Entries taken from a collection
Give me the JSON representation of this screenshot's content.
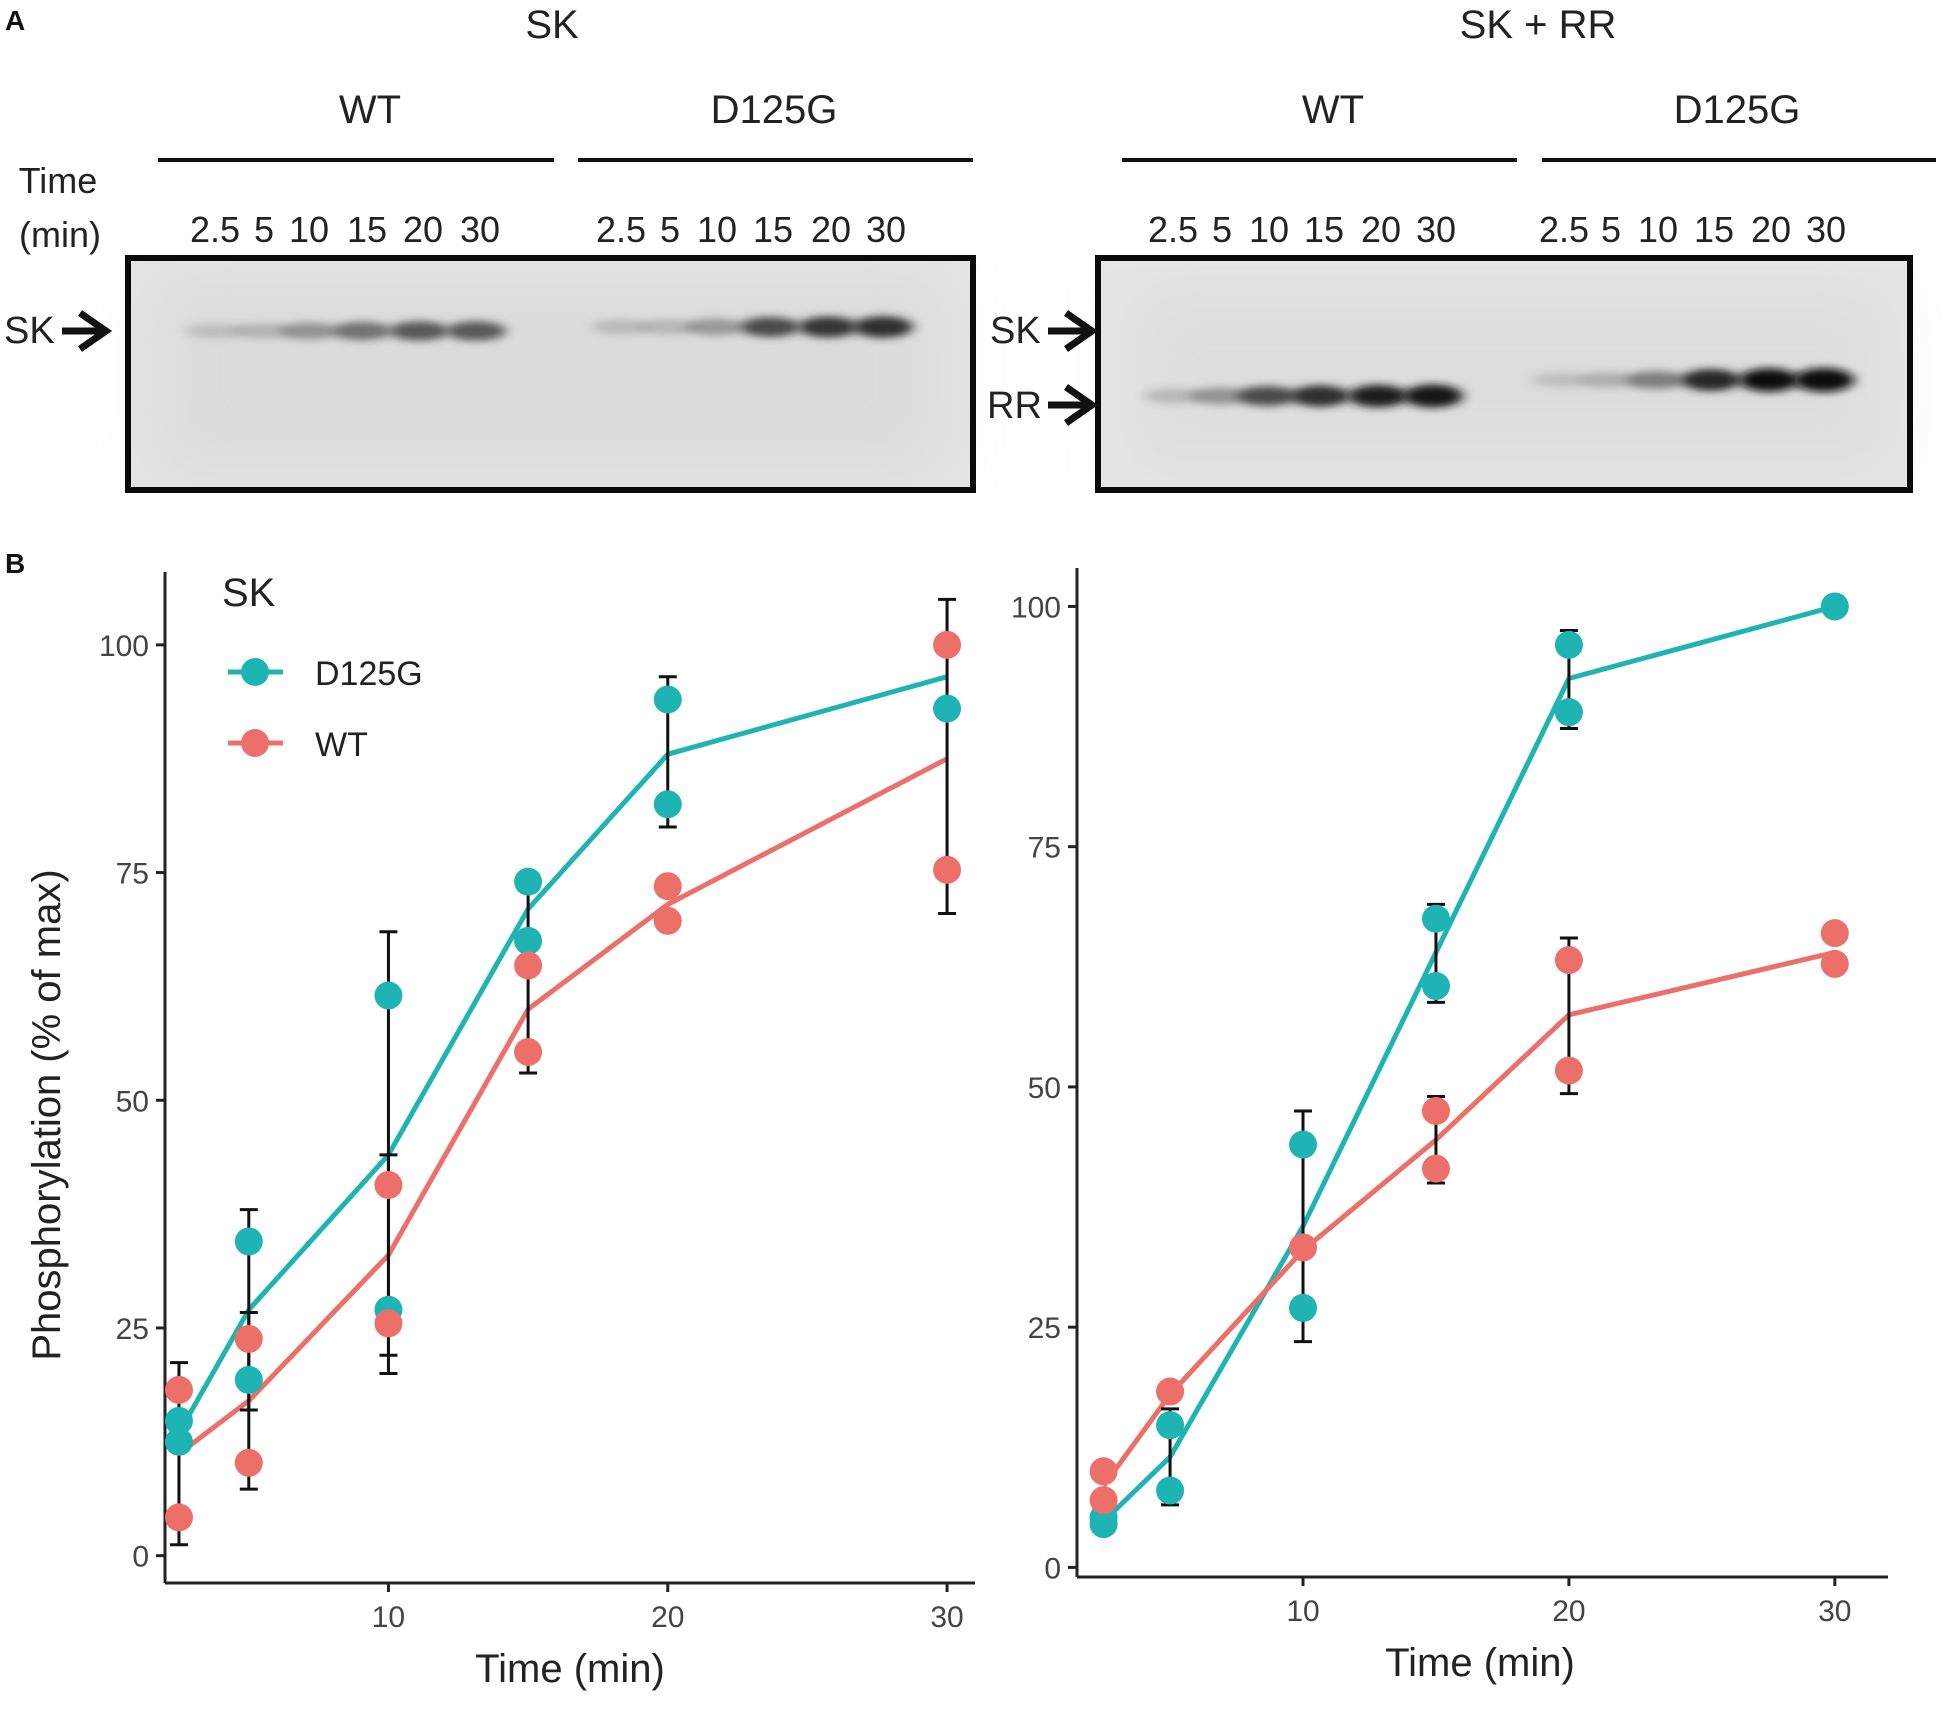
{
  "panel_a": {
    "label": "A",
    "blots": [
      {
        "title": "SK",
        "groups": [
          "WT",
          "D125G"
        ],
        "time_label_lines": [
          "Time",
          "(min)"
        ],
        "lanes": [
          "2.5",
          "5",
          "10",
          "15",
          "20",
          "30"
        ],
        "markers": [
          "SK"
        ],
        "band_intensity": {
          "SK": {
            "WT": [
              0.05,
              0.12,
              0.3,
              0.45,
              0.55,
              0.55
            ],
            "D125G": [
              0.08,
              0.1,
              0.28,
              0.6,
              0.7,
              0.75
            ]
          }
        }
      },
      {
        "title": "SK + RR",
        "groups": [
          "WT",
          "D125G"
        ],
        "lanes": [
          "2.5",
          "5",
          "10",
          "15",
          "20",
          "30"
        ],
        "markers": [
          "SK",
          "RR"
        ],
        "band_intensity": {
          "RR": {
            "WT": [
              0.1,
              0.3,
              0.6,
              0.75,
              0.85,
              0.9
            ],
            "D125G": [
              0.05,
              0.15,
              0.4,
              0.8,
              0.95,
              1.0
            ]
          }
        }
      }
    ]
  },
  "panel_b": {
    "label": "B"
  },
  "chart_data": [
    {
      "type": "line",
      "title": "",
      "xlabel": "Time (min)",
      "ylabel": "Phosphorylation (% of max)",
      "xlim": [
        2,
        31
      ],
      "ylim": [
        -3,
        108
      ],
      "xticks": [
        10,
        20,
        30
      ],
      "yticks": [
        0,
        25,
        50,
        75,
        100
      ],
      "grid": false,
      "legend": {
        "title": "SK",
        "position": "top-left",
        "entries": [
          "D125G",
          "WT"
        ]
      },
      "series": [
        {
          "name": "D125G",
          "color": "#1eb4b4",
          "mean": {
            "x": [
              2.5,
              5,
              10,
              15,
              20,
              30
            ],
            "y": [
              13.5,
              27,
              44,
              71,
              88,
              96.5
            ]
          },
          "points": {
            "x": [
              2.5,
              2.5,
              5,
              5,
              10,
              10,
              15,
              15,
              20,
              20,
              30
            ],
            "y": [
              12.5,
              14.8,
              34.5,
              19.3,
              61.5,
              27,
              74,
              67.5,
              94,
              82.5,
              93
            ]
          },
          "error": {
            "x": [
              5,
              10,
              15,
              20
            ],
            "low": [
              16,
              20,
              68,
              80
            ],
            "high": [
              38,
              68.5,
              74,
              96.5
            ]
          }
        },
        {
          "name": "WT",
          "color": "#ec6f69",
          "mean": {
            "x": [
              2.5,
              5,
              10,
              15,
              20,
              30
            ],
            "y": [
              11.2,
              17,
              33,
              60,
              71.5,
              87.5
            ]
          },
          "points": {
            "x": [
              2.5,
              2.5,
              5,
              5,
              10,
              10,
              15,
              15,
              20,
              20,
              30,
              30
            ],
            "y": [
              18.2,
              4.2,
              23.8,
              10.2,
              40.7,
              25.5,
              64.8,
              55.3,
              73.5,
              69.7,
              100,
              75.3
            ]
          },
          "error": {
            "x": [
              2.5,
              5,
              10,
              15,
              30
            ],
            "low": [
              1.2,
              7.3,
              22,
              53,
              70.5
            ],
            "high": [
              21.2,
              26.7,
              44,
              67,
              105
            ]
          }
        }
      ]
    },
    {
      "type": "line",
      "title": "",
      "xlabel": "Time (min)",
      "ylabel": "",
      "xlim": [
        1.5,
        32
      ],
      "ylim": [
        -1,
        104
      ],
      "xticks": [
        10,
        20,
        30
      ],
      "yticks": [
        0,
        25,
        50,
        75,
        100
      ],
      "grid": false,
      "series": [
        {
          "name": "D125G",
          "color": "#1eb4b4",
          "mean": {
            "x": [
              2.5,
              5,
              10,
              15,
              20,
              30
            ],
            "y": [
              4.8,
              11.5,
              35.5,
              64,
              92.5,
              100
            ]
          },
          "points": {
            "x": [
              2.5,
              2.5,
              5,
              5,
              10,
              10,
              15,
              15,
              20,
              20,
              30
            ],
            "y": [
              4.5,
              5.2,
              14.8,
              8.0,
              44,
              27,
              67.5,
              60.5,
              96,
              89,
              100
            ]
          },
          "error": {
            "x": [
              5,
              10,
              15,
              20
            ],
            "low": [
              6.5,
              23.5,
              58.8,
              87.3
            ],
            "high": [
              16.5,
              47.5,
              69,
              97.5
            ]
          }
        },
        {
          "name": "WT",
          "color": "#ec6f69",
          "mean": {
            "x": [
              2.5,
              5,
              10,
              15,
              20,
              30
            ],
            "y": [
              8.5,
              18,
              33,
              44.5,
              57.5,
              64
            ]
          },
          "points": {
            "x": [
              2.5,
              2.5,
              5,
              10,
              15,
              15,
              20,
              20,
              30,
              30
            ],
            "y": [
              10,
              7,
              18.3,
              33.3,
              47.5,
              41.5,
              63.2,
              51.7,
              66,
              62.8
            ]
          },
          "error": {
            "x": [
              15,
              20
            ],
            "low": [
              40,
              49.3
            ],
            "high": [
              49,
              65.5
            ]
          }
        }
      ]
    }
  ]
}
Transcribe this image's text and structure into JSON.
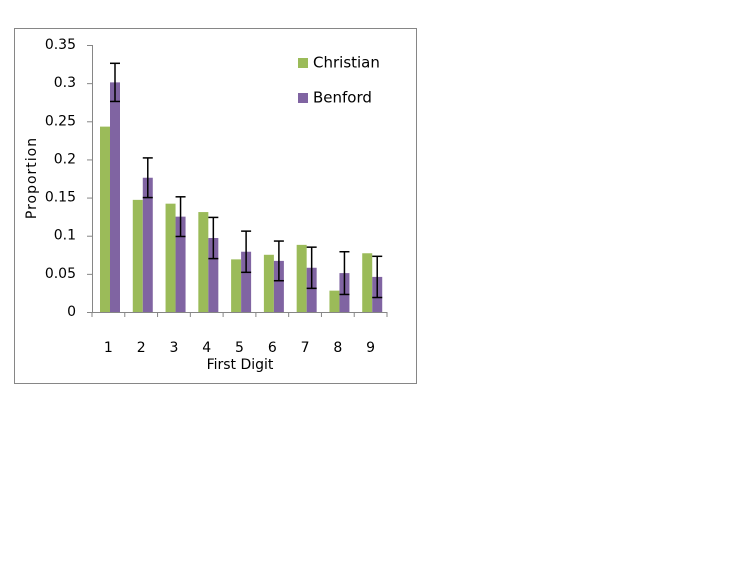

◆ **DIRECTIONS**: Quote the material exactly. Pictures stay out.

◆ **EXPECTED ANSWER**:
Give me the JSON representation of this screenshot's content.
{
  "panel_a": {
    "label": "A",
    "blots": [
      {
        "title": "SK",
        "groups": [
          "WT",
          "D125G"
        ],
        "time_label_lines": [
          "Time",
          "(min)"
        ],
        "lanes": [
          "2.5",
          "5",
          "10",
          "15",
          "20",
          "30"
        ],
        "markers": [
          "SK"
        ],
        "band_intensity": {
          "SK": {
            "WT": [
              0.05,
              0.12,
              0.3,
              0.45,
              0.55,
              0.55
            ],
            "D125G": [
              0.08,
              0.1,
              0.28,
              0.6,
              0.7,
              0.75
            ]
          }
        }
      },
      {
        "title": "SK + RR",
        "groups": [
          "WT",
          "D125G"
        ],
        "lanes": [
          "2.5",
          "5",
          "10",
          "15",
          "20",
          "30"
        ],
        "markers": [
          "SK",
          "RR"
        ],
        "band_intensity": {
          "RR": {
            "WT": [
              0.1,
              0.3,
              0.6,
              0.75,
              0.85,
              0.9
            ],
            "D125G": [
              0.05,
              0.15,
              0.4,
              0.8,
              0.95,
              1.0
            ]
          }
        }
      }
    ]
  },
  "panel_b": {
    "label": "B"
  },
  "chart_data": [
    {
      "type": "line",
      "title": "",
      "xlabel": "Time (min)",
      "ylabel": "Phosphorylation (% of max)",
      "xlim": [
        2,
        31
      ],
      "ylim": [
        -3,
        108
      ],
      "xticks": [
        10,
        20,
        30
      ],
      "yticks": [
        0,
        25,
        50,
        75,
        100
      ],
      "grid": false,
      "legend": {
        "title": "SK",
        "position": "top-left",
        "entries": [
          "D125G",
          "WT"
        ]
      },
      "series": [
        {
          "name": "D125G",
          "color": "#1eb4b4",
          "mean": {
            "x": [
              2.5,
              5,
              10,
              15,
              20,
              30
            ],
            "y": [
              13.5,
              27,
              44,
              71,
              88,
              96.5
            ]
          },
          "points": {
            "x": [
              2.5,
              2.5,
              5,
              5,
              10,
              10,
              15,
              15,
              20,
              20,
              30
            ],
            "y": [
              12.5,
              14.8,
              34.5,
              19.3,
              61.5,
              27,
              74,
              67.5,
              94,
              82.5,
              93
            ]
          },
          "error": {
            "x": [
              5,
              10,
              15,
              20
            ],
            "low": [
              16,
              20,
              68,
              80
            ],
            "high": [
              38,
              68.5,
              74,
              96.5
            ]
          }
        },
        {
          "name": "WT",
          "color": "#ec6f69",
          "mean": {
            "x": [
              2.5,
              5,
              10,
              15,
              20,
              30
            ],
            "y": [
              11.2,
              17,
              33,
              60,
              71.5,
              87.5
            ]
          },
          "points": {
            "x": [
              2.5,
              2.5,
              5,
              5,
              10,
              10,
              15,
              15,
              20,
              20,
              30,
              30
            ],
            "y": [
              18.2,
              4.2,
              23.8,
              10.2,
              40.7,
              25.5,
              64.8,
              55.3,
              73.5,
              69.7,
              100,
              75.3
            ]
          },
          "error": {
            "x": [
              2.5,
              5,
              10,
              15,
              30
            ],
            "low": [
              1.2,
              7.3,
              22,
              53,
              70.5
            ],
            "high": [
              21.2,
              26.7,
              44,
              67,
              105
            ]
          }
        }
      ]
    },
    {
      "type": "line",
      "title": "",
      "xlabel": "Time (min)",
      "ylabel": "",
      "xlim": [
        1.5,
        32
      ],
      "ylim": [
        -1,
        104
      ],
      "xticks": [
        10,
        20,
        30
      ],
      "yticks": [
        0,
        25,
        50,
        75,
        100
      ],
      "grid": false,
      "series": [
        {
          "name": "D125G",
          "color": "#1eb4b4",
          "mean": {
            "x": [
              2.5,
              5,
              10,
              15,
              20,
              30
            ],
            "y": [
              4.8,
              11.5,
              35.5,
              64,
              92.5,
              100
            ]
          },
          "points": {
            "x": [
              2.5,
              2.5,
              5,
              5,
              10,
              10,
              15,
              15,
              20,
              20,
              30
            ],
            "y": [
              4.5,
              5.2,
              14.8,
              8.0,
              44,
              27,
              67.5,
              60.5,
              96,
              89,
              100
            ]
          },
          "error": {
            "x": [
              5,
              10,
              15,
              20
            ],
            "low": [
              6.5,
              23.5,
              58.8,
              87.3
            ],
            "high": [
              16.5,
              47.5,
              69,
              97.5
            ]
          }
        },
        {
          "name": "WT",
          "color": "#ec6f69",
          "mean": {
            "x": [
              2.5,
              5,
              10,
              15,
              20,
              30
            ],
            "y": [
              8.5,
              18,
              33,
              44.5,
              57.5,
              64
            ]
          },
          "points": {
            "x": [
              2.5,
              2.5,
              5,
              10,
              15,
              15,
              20,
              20,
              30,
              30
            ],
            "y": [
              10,
              7,
              18.3,
              33.3,
              47.5,
              41.5,
              63.2,
              51.7,
              66,
              62.8
            ]
          },
          "error": {
            "x": [
              15,
              20
            ],
            "low": [
              40,
              49.3
            ],
            "high": [
              49,
              65.5
            ]
          }
        }
      ]
    }
  ]
}
Transcribe this image's text and structure into JSON.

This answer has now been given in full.